§ Requirements:
Collect each of the lines below that contains the word "their". Match case: a line counts only if its capitalization is the same.

§ Data supplied:

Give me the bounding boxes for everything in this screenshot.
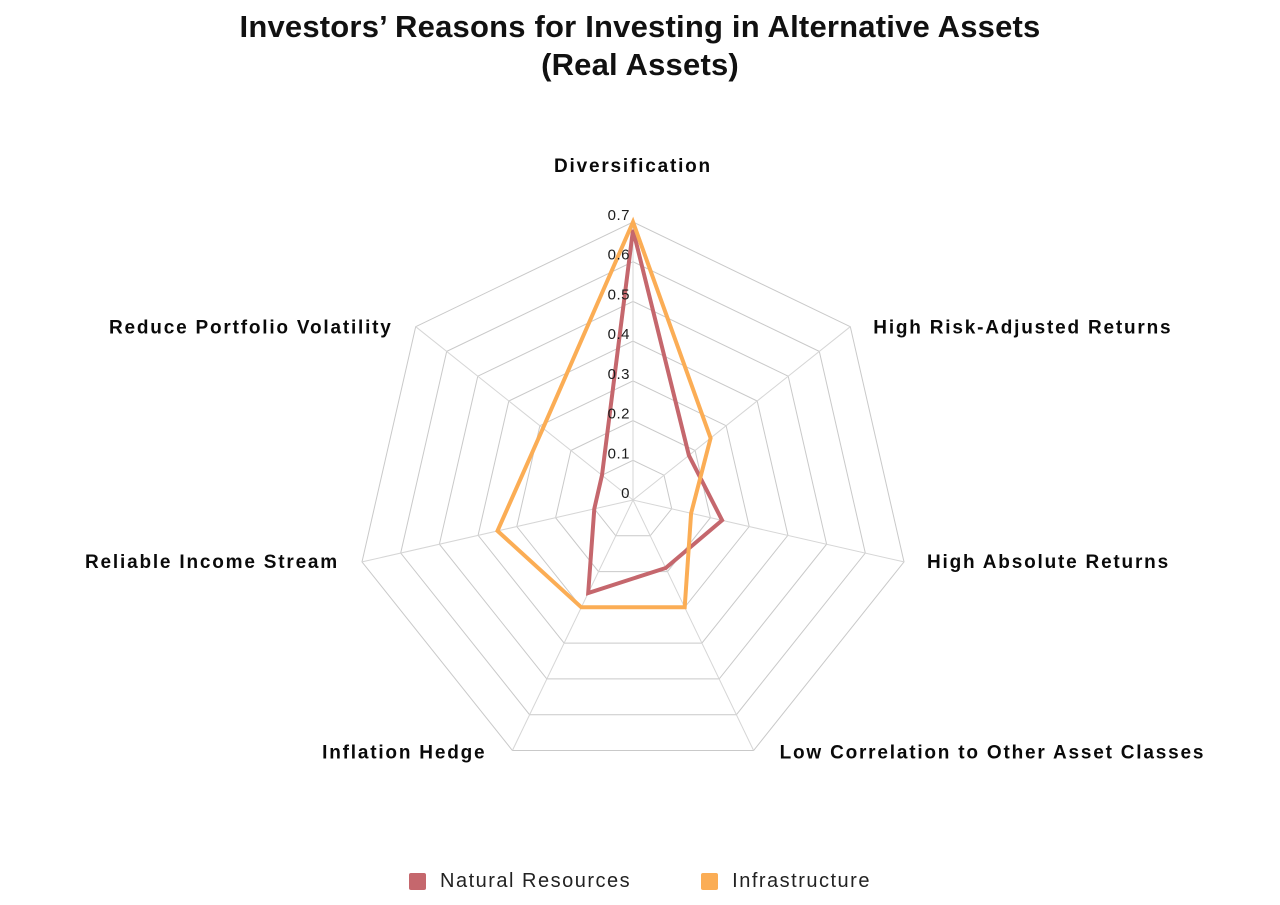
legend-swatch-natural-resources <box>409 873 427 890</box>
grid-ring <box>477 340 789 644</box>
legend-label: Infrastructure <box>732 870 871 892</box>
chart-title-line2: (Real Assets) <box>541 46 739 82</box>
axis-spoke <box>632 326 851 501</box>
series-polygon-infrastructure <box>495 216 713 610</box>
axis-spoke <box>511 499 634 751</box>
category-label-reliable-income-stream: Reliable Income Stream <box>85 552 339 573</box>
chart-title: Investors’ Reasons for Investing in Alte… <box>0 8 1280 84</box>
axis-spoke <box>632 499 755 751</box>
legend-label: Natural Resources <box>440 870 632 892</box>
radial-tick-label: 0.1 <box>608 445 630 462</box>
radial-tick-label: 0.7 <box>608 207 630 224</box>
radial-tick-label: 0.3 <box>608 366 630 383</box>
legend-swatch-infrastructure <box>701 873 719 890</box>
category-label-low-correlation-to-other-asset-classes: Low Correlation to Other Asset Classes <box>780 743 1206 764</box>
category-label-high-risk-adjusted-returns: High Risk-Adjusted Returns <box>873 318 1172 339</box>
radial-tick-label: 0.2 <box>608 406 630 423</box>
legend-item-infrastructure[interactable]: Infrastructure <box>701 870 871 893</box>
legend: Natural Resources Infrastructure <box>7 870 1273 893</box>
axis-spoke <box>632 499 905 563</box>
grid-ring <box>400 261 866 716</box>
axis-spoke <box>415 326 634 501</box>
grid-ring <box>555 420 711 573</box>
radial-tick-label: 0.5 <box>608 286 630 303</box>
category-label-high-absolute-returns: High Absolute Returns <box>927 552 1170 573</box>
series-polygon-natural-resources <box>585 229 725 596</box>
legend-item-natural-resources[interactable]: Natural Resources <box>409 870 631 893</box>
category-label-reduce-portfolio-volatility: Reduce Portfolio Volatility <box>109 318 393 339</box>
radial-tick-label: 0 <box>621 485 630 502</box>
category-label-diversification: Diversification <box>554 156 712 177</box>
radial-tick-label: 0.4 <box>608 326 630 343</box>
category-label-inflation-hedge: Inflation Hedge <box>322 743 486 764</box>
radial-tick-label: 0.6 <box>608 247 630 264</box>
grid-ring <box>438 300 828 680</box>
chart-title-line1: Investors’ Reasons for Investing in Alte… <box>239 9 1041 44</box>
grid-ring <box>361 221 905 751</box>
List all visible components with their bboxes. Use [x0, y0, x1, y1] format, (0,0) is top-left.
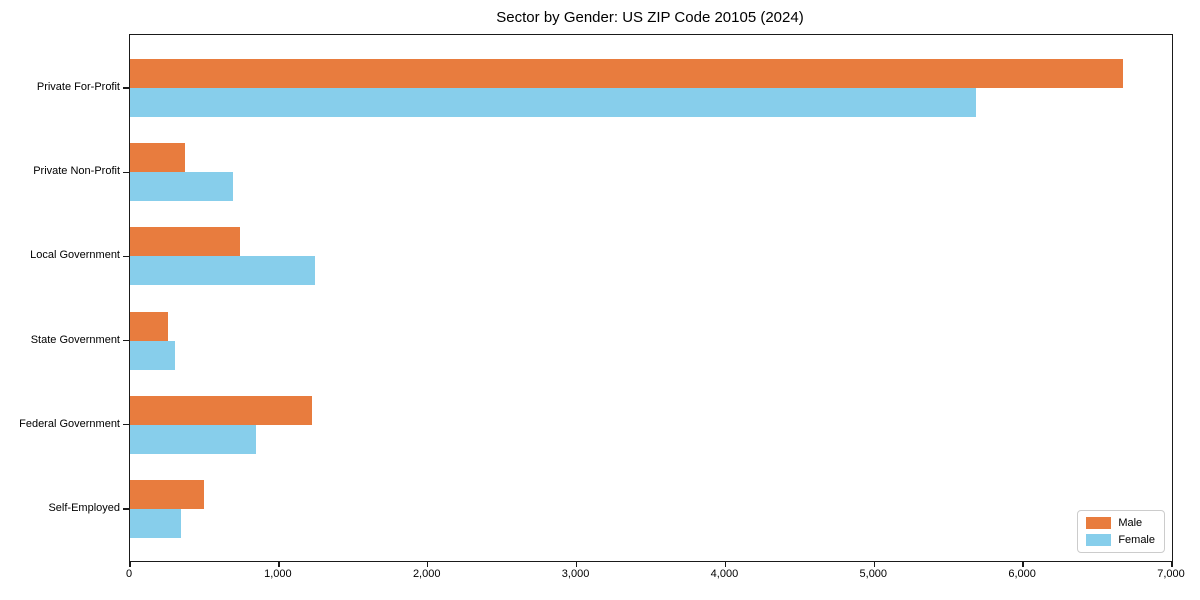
- y-tick-label: Self-Employed: [48, 502, 120, 514]
- bar: [130, 88, 976, 117]
- y-tick-label: State Government: [30, 333, 120, 346]
- x-tick-mark: [724, 562, 727, 567]
- x-tick-label: 0: [125, 568, 133, 580]
- x-tick-mark: [427, 562, 429, 567]
- x-tick-label: 4,000: [710, 568, 739, 580]
- bar: [130, 424, 256, 454]
- x-tick-mark: [129, 562, 131, 567]
- x-tick-mark: [575, 562, 578, 567]
- y-tick-mark: [122, 255, 129, 258]
- y-tick-label: Federal Government: [19, 417, 120, 430]
- x-tick-label: 2,000: [412, 568, 441, 580]
- y-tick-mark: [122, 339, 129, 342]
- y-tick-mark: [122, 171, 129, 173]
- legend-swatch: [1086, 517, 1112, 529]
- bar: [130, 143, 186, 173]
- y-tick-mark: [122, 87, 129, 89]
- bar: [130, 59, 1123, 88]
- x-tick-label: 7,000: [1157, 568, 1185, 580]
- legend-item-male: Male: [1086, 517, 1155, 529]
- x-tick-label: 6,000: [1008, 568, 1036, 580]
- bar: [130, 340, 175, 370]
- x-tick-label: 5,000: [859, 568, 888, 580]
- y-tick-mark: [122, 424, 129, 426]
- y-tick-label: Private For-Profit: [36, 81, 120, 93]
- plot-area: Male Female: [122, 34, 1173, 567]
- x-tick-label: 3,000: [561, 568, 590, 580]
- legend-item-female: Female: [1086, 534, 1155, 546]
- bar: [130, 509, 182, 538]
- legend-swatch: [1086, 534, 1112, 546]
- x-tick-mark: [873, 562, 875, 567]
- x-tick-mark: [1022, 562, 1024, 567]
- y-tick-label: Private Non-Profit: [33, 165, 120, 178]
- bar: [130, 172, 233, 202]
- y-tick-label: Local Government: [30, 249, 120, 262]
- legend-label: Male: [1118, 517, 1143, 529]
- bar: [130, 480, 205, 509]
- x-tick-mark: [1171, 562, 1173, 567]
- chart-title: Sector by Gender: US ZIP Code 20105 (202…: [496, 9, 804, 26]
- bar: [130, 395, 312, 425]
- x-tick-mark: [278, 562, 280, 567]
- x-tick-label: 1,000: [264, 568, 292, 580]
- bar: [130, 311, 168, 341]
- legend-label: Female: [1118, 534, 1155, 546]
- bar: [130, 256, 315, 286]
- legend: Male Female: [1077, 510, 1165, 553]
- bar: [130, 227, 241, 257]
- y-tick-mark: [122, 508, 129, 510]
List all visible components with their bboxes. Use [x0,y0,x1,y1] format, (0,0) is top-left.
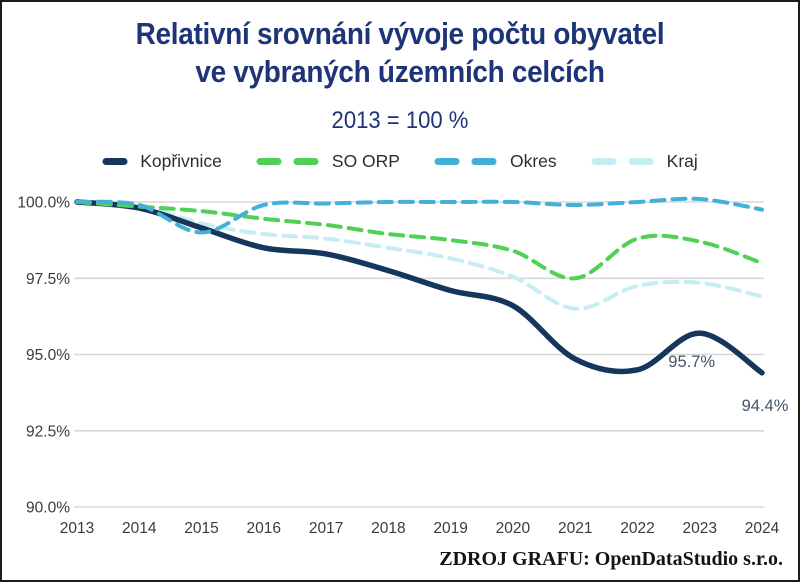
x-tick-label: 2019 [433,520,467,537]
legend-item-okres: Okres [434,151,557,172]
x-tick-label: 2013 [60,520,94,537]
legend-label: Okres [509,151,557,171]
dashed-line-swatch-icon [434,158,498,165]
legend-item-kopřivnice: Kopřivnice [102,151,222,172]
x-tick-label: 2020 [496,520,531,537]
x-tick-label: 2017 [309,520,343,537]
x-tick-label: 2018 [371,520,405,537]
series-line-kraj [75,200,764,311]
series-line-okres [75,196,764,235]
chart-subtitle: 2013 = 100 % [331,107,469,134]
x-tick-label: 2024 [745,520,780,537]
legend: Kopřivnice SO ORP Okres Kraj [2,151,798,172]
x-tick-label: 2015 [184,520,218,537]
legend-label: Kopřivnice [140,151,222,171]
x-tick-label: 2022 [620,520,654,537]
y-tick-label: 90.0% [26,500,70,517]
y-tick-label: 100.0% [17,195,70,212]
solid-line-swatch-icon [102,158,128,165]
y-tick-label: 97.5% [26,271,70,288]
x-tick-label: 2023 [682,520,716,537]
chart-title: Relativní srovnání vývoje počtu obyvatel… [42,15,758,91]
chart-title-line2: ve vybraných územních celcích [195,54,605,90]
legend-item-kraj: Kraj [591,151,698,172]
series-line-so-orp [75,200,764,281]
legend-label: Kraj [666,151,698,171]
series-line-kopřivnice [74,199,765,376]
legend-label: SO ORP [331,151,400,171]
annotation-label: 95.7% [668,353,715,371]
y-tick-label: 92.5% [26,423,70,440]
x-tick-label: 2014 [122,520,157,537]
x-tick-label: 2021 [558,520,592,537]
legend-item-so-orp: SO ORP [256,151,400,172]
y-tick-label: 95.0% [26,347,70,364]
dashed-line-swatch-icon [256,158,320,165]
dashed-line-swatch-icon [591,158,655,165]
chart-title-line1: Relativní srovnání vývoje počtu obyvatel [135,16,665,51]
source-credit: ZDROJ GRAFU: OpenDataStudio s.r.o. [439,548,783,570]
x-tick-label: 2016 [247,520,281,537]
annotation-label: 94.4% [742,397,789,415]
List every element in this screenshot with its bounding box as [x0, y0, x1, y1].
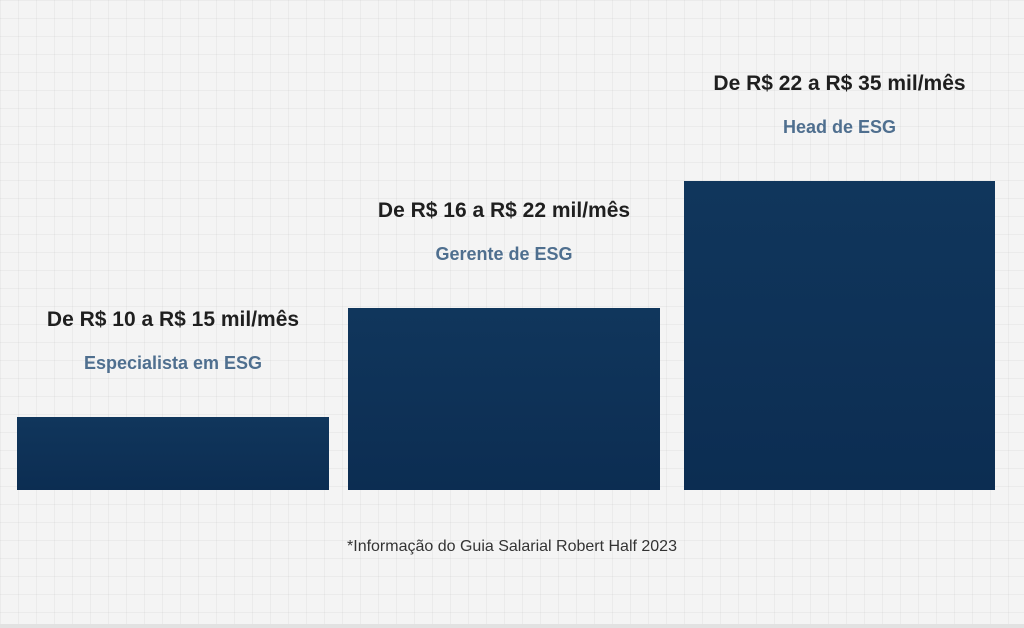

§ Answer to this problem:
List all visible components with their bboxes. Use [x0, y0, x1, y1] format, (0,0) is top-left.
List all visible components with their bboxes. Use [x0,y0,x1,y1] format, (0,0) is top-left.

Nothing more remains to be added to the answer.